— WHAT YOU ARE ASKED TO DO —
Quote the entire notebook excerpt on MNIST loading and a linear layer with ReLU, character for character.

— EXCERPT PROVIDED —
╔══

In [1]:
import torch, matplotlib.pyplot as plt, math, gzip, pickle
from torch import tensor
from pathlib import Path
from fastcore.test import test_close

In [2]:
data_path = Path('data')/'mnist.pkl.gz'
with gzip.open(data_path, 'rb') as f:
    data = pickle.load(f, encoding='latin-1')
((x_train, y_train), (x_val, y_val), _) = data
(x_train, y_train, x_val, y_val) = map(tensor, (x_train, y_train, x_val, y_val))
x_train.shape, y_train.shape, x_val.shape, y_val.shape

(torch.Size([50000, 784]),
 torch.Size([50000]),
 torch.Size([10000, 784]),
 torch.Size([10000]))

In [4]:
n,m = x_train.shape
c = y_train.max()+1
nh = 50

In [5]:
w1 = torch.randn(m, nh)
b1 = torch.zeros(nh)
w2 = torch.randn(nh, 1)
b2 = torch.zeros(1)

In [6]:
def lin(x, w, b):
    return x@w+b

In [7]:
t = lin(x_val, w1, b1)
t.shape

torch.Size([10000, 50])

In [8]:
def relu(x):
    return x.clamp_min(0.)

In [9]:
t = relu(t)
t

tensor([[ 9.1507,  0.0000,  0.0000,  ...,  2.9785,  0.0000, 13.6512],
        [ 0.8934,  0.0000,  1.9529,  ...,  0.9084,  0.0000,  2.8889],
        [ 0.0000,  1.7810, 10.7273,  ...,  6.8667,  9.9371,  4.4541],
        ...,
        [ 0.0000,  0.0000,  0.5849,  ..., 20.3842, 11.5470,  0.0000],
        [ 0.0000,  0.0000,  3.8437,  ...,  0.0000, 12.7863,  0.0000],
        [ 0.4631,  0.0000, 18.1102,  ..., 14.2793,  3.7057,  1.5324]])

╚══

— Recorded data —
╔══

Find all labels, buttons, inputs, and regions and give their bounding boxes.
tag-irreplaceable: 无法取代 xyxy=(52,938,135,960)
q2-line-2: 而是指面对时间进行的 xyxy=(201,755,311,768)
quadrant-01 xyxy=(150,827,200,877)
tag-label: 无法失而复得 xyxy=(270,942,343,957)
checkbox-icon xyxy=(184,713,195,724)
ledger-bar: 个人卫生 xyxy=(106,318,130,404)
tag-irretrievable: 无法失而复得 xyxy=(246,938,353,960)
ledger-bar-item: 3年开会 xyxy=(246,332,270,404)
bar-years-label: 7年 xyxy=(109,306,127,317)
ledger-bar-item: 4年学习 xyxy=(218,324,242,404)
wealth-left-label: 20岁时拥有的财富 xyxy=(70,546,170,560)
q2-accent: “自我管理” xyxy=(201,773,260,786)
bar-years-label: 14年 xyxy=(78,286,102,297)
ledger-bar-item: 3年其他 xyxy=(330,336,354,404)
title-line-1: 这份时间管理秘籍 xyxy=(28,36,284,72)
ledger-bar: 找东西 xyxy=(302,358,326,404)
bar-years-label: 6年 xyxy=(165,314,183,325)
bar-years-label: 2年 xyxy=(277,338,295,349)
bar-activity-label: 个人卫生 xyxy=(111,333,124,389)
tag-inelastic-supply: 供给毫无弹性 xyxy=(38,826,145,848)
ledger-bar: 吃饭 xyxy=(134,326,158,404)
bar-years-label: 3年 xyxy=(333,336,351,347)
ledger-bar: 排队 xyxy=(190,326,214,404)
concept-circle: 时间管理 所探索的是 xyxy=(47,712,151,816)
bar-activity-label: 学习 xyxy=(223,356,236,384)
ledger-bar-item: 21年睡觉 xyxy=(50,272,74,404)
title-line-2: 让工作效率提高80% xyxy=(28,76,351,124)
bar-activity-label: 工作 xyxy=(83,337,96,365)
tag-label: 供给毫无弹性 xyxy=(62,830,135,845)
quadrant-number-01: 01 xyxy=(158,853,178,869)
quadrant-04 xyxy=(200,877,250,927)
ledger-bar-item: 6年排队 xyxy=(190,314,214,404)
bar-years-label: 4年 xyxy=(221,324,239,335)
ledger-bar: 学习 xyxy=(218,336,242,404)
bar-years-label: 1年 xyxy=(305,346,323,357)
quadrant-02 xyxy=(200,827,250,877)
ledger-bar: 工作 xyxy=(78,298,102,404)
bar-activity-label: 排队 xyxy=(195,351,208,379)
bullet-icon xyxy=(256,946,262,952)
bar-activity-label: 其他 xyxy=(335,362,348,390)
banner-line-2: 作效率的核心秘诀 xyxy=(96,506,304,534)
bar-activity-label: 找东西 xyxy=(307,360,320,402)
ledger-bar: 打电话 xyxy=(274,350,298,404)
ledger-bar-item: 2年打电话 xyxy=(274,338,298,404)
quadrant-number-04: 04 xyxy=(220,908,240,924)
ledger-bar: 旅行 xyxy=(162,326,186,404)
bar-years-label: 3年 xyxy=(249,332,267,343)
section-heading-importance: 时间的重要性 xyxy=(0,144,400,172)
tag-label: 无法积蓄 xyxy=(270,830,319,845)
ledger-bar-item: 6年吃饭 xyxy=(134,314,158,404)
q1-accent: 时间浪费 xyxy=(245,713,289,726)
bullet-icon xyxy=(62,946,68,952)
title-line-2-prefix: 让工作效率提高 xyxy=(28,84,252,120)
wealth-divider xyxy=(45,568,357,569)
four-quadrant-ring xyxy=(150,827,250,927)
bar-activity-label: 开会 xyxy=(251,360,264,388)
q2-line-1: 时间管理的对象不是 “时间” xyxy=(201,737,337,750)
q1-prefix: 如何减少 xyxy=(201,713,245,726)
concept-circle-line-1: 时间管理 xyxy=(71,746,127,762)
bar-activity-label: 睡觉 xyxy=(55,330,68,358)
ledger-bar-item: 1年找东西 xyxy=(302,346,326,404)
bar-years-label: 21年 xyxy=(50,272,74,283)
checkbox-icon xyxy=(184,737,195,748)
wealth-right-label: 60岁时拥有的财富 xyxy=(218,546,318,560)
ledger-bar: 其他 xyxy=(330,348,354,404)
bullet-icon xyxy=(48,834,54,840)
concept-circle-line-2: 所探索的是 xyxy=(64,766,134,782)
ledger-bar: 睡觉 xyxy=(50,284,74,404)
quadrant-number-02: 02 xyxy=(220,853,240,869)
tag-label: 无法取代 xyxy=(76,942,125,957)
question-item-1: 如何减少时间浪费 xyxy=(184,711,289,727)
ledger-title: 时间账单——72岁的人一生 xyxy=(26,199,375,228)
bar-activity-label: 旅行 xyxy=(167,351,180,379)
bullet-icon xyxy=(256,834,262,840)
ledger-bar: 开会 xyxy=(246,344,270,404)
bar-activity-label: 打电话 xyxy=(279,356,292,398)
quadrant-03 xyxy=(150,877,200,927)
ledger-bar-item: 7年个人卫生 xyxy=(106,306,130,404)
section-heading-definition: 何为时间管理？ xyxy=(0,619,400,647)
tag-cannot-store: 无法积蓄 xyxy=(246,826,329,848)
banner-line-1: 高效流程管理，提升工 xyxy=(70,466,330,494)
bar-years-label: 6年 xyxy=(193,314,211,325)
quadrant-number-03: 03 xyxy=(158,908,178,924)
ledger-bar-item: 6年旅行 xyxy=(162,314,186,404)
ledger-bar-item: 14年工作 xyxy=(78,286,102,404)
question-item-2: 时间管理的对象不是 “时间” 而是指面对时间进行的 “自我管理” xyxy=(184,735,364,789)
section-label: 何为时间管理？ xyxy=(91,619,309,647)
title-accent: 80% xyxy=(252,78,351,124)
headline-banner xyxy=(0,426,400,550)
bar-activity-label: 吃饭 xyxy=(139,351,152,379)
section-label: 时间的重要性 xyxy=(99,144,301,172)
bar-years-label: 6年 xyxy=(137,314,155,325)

╚══

— ANSWER SECTION —
In [1]:
import torch, matplotlib.pyplot as plt, math, gzip, pickle
from torch import tensor
from pathlib import Path
from fastcore.test import test_close

In [2]:
data_path = Path('data')/'mnist.pkl.gz'
with gzip.open(data_path, 'rb') as f:
    data = pickle.load(f, encoding='latin-1')
((x_train, y_train), (x_val, y_val), _) = data
(x_train, y_train, x_val, y_val) = map(tensor, (x_train, y_train, x_val, y_val))
x_train.shape, y_train.shape, x_val.shape, y_val.shape

(torch.Size([50000, 784]),
 torch.Size([50000]),
 torch.Size([10000, 784]),
 torch.Size([10000]))

In [4]:
n,m = x_train.shape
c = y_train.max()+1
nh = 50

In [5]:
w1 = torch.randn(m, nh)
b1 = torch.zeros(nh)
w2 = torch.randn(nh, 1)
b2 = torch.zeros(1)

In [6]:
def lin(x, w, b):
    return x@w+b

In [7]:
t = lin(x_val, w1, b1)
t.shape

torch.Size([10000, 50])

In [8]:
def relu(x):
    return x.clamp_min(0.)

In [9]:
t = relu(t)
t

tensor([[ 9.1507,  0.0000,  0.0000,  ...,  2.9785,  0.0000, 13.6512],
        [ 0.8934,  0.0000,  1.9529,  ...,  0.9084,  0.0000,  2.8889],
        [ 0.0000,  1.7810, 10.7273,  ...,  6.8667,  9.9371,  4.4541],
        ...,
        [ 0.0000,  0.0000,  0.5849,  ..., 20.3842, 11.5470,  0.0000],
        [ 0.0000,  0.0000,  3.8437,  ...,  0.0000, 12.7863,  0.0000],
        [ 0.4631,  0.0000, 18.1102,  ..., 14.2793,  3.7057,  1.5324]])